** Start **

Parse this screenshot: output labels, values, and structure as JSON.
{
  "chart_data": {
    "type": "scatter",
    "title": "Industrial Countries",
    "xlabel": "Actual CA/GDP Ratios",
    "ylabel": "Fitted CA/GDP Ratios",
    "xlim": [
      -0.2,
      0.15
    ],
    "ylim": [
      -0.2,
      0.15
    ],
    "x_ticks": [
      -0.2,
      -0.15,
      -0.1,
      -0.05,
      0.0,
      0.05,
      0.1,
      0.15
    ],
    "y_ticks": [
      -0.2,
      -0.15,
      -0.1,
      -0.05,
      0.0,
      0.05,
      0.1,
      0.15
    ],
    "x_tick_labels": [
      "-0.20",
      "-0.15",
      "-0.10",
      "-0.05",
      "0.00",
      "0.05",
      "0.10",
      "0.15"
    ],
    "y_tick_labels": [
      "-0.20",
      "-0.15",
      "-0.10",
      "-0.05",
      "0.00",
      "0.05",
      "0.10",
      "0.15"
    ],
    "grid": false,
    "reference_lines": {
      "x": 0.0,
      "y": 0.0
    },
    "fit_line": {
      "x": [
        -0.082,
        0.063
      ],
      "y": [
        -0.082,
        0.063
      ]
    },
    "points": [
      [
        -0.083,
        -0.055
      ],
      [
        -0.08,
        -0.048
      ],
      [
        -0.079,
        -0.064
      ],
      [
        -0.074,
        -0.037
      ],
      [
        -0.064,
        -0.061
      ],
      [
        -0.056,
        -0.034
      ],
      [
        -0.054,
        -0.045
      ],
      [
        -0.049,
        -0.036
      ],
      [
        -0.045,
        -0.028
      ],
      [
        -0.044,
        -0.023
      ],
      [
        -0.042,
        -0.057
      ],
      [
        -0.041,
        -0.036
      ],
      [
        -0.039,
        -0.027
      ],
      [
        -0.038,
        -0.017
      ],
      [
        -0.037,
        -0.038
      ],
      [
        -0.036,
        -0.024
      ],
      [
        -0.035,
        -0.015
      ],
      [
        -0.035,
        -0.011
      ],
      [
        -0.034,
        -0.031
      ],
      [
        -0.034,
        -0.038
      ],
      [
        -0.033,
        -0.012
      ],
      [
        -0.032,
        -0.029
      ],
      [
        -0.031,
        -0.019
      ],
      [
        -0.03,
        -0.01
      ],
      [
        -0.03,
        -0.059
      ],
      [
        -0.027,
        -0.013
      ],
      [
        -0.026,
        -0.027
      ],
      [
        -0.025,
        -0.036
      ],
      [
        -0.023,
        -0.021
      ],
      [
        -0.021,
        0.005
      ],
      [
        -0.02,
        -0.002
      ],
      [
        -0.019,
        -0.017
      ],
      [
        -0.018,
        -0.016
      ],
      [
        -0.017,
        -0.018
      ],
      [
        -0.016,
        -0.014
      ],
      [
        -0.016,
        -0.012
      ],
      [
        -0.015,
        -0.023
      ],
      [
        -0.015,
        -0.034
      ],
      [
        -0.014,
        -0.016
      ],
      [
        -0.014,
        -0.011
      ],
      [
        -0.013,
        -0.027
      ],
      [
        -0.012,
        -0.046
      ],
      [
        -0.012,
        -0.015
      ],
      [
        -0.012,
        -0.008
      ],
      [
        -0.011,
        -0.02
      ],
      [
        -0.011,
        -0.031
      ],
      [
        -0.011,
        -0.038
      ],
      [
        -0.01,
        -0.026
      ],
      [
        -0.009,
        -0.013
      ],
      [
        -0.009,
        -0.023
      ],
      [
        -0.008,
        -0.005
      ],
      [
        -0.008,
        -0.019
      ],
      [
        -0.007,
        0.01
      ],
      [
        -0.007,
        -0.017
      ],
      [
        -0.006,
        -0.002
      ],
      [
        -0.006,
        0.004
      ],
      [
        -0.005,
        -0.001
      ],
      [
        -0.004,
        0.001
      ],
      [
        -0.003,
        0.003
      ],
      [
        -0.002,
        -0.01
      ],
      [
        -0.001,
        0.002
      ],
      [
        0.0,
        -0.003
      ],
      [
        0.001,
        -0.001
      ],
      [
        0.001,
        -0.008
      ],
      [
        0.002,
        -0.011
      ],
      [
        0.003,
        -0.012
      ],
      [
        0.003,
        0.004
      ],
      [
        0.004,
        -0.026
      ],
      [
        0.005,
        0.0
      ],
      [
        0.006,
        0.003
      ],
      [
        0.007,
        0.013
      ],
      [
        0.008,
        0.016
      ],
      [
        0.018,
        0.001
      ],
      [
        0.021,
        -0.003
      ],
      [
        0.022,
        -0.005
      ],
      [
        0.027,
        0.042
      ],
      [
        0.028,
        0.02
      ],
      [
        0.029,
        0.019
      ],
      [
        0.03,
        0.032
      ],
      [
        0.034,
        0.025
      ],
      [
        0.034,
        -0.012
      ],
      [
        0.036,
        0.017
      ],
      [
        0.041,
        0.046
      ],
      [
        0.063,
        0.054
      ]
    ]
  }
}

** End **

**TO BE DONE:**
Filter the listing above by the word "Ratios"; copy each line that passes.

**ANSWER TO THE TASK:**
    "xlabel": "Actual CA/GDP Ratios",
    "ylabel": "Fitted CA/GDP Ratios",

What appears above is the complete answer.